- _Prompt_: Reproduce the records below exactly as given.

────────────────────

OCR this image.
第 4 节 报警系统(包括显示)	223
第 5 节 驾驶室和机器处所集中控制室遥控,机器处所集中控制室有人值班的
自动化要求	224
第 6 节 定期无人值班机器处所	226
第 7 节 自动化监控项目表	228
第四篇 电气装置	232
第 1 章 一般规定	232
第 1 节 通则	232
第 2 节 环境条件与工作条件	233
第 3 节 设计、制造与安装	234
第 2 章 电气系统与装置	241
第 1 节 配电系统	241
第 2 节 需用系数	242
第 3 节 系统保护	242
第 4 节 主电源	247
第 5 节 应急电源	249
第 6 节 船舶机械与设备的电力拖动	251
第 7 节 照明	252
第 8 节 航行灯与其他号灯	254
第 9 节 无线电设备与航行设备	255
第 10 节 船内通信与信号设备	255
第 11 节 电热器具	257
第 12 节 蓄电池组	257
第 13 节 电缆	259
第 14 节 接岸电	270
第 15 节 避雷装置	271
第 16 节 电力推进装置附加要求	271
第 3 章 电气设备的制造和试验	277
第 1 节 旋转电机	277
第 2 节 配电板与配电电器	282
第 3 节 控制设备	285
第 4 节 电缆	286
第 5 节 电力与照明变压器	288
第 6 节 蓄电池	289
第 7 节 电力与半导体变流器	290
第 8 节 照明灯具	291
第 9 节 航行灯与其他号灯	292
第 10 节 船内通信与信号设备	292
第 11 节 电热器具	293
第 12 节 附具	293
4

────────────────────

- _Solution for this exercise_:
OCR this image.
第 4 节 报警系统(包括显示)	223
第 5 节 驾驶室和机器处所集中控制室遥控,机器处所集中控制室有人值班的
自动化要求	224
第 6 节 定期无人值班机器处所	226
第 7 节 自动化监控项目表	228
第四篇 电气装置	232
第 1 章 一般规定	232
第 1 节 通则	232
第 2 节 环境条件与工作条件	233
第 3 节 设计、制造与安装	234
第 2 章 电气系统与装置	241
第 1 节 配电系统	241
第 2 节 需用系数	242
第 3 节 系统保护	242
第 4 节 主电源	247
第 5 节 应急电源	249
第 6 节 船舶机械与设备的电力拖动	251
第 7 节 照明	252
第 8 节 航行灯与其他号灯	254
第 9 节 无线电设备与航行设备	255
第 10 节 船内通信与信号设备	255
第 11 节 电热器具	257
第 12 节 蓄电池组	257
第 13 节 电缆	259
第 14 节 接岸电	270
第 15 节 避雷装置	271
第 16 节 电力推进装置附加要求	271
第 3 章 电气设备的制造和试验	277
第 1 节 旋转电机	277
第 2 节 配电板与配电电器	282
第 3 节 控制设备	285
第 4 节 电缆	286
第 5 节 电力与照明变压器	288
第 6 节 蓄电池	289
第 7 节 电力与半导体变流器	290
第 8 节 照明灯具	291
第 9 节 航行灯与其他号灯	292
第 10 节 船内通信与信号设备	292
第 11 节 电热器具	293
第 12 节 附具	293
4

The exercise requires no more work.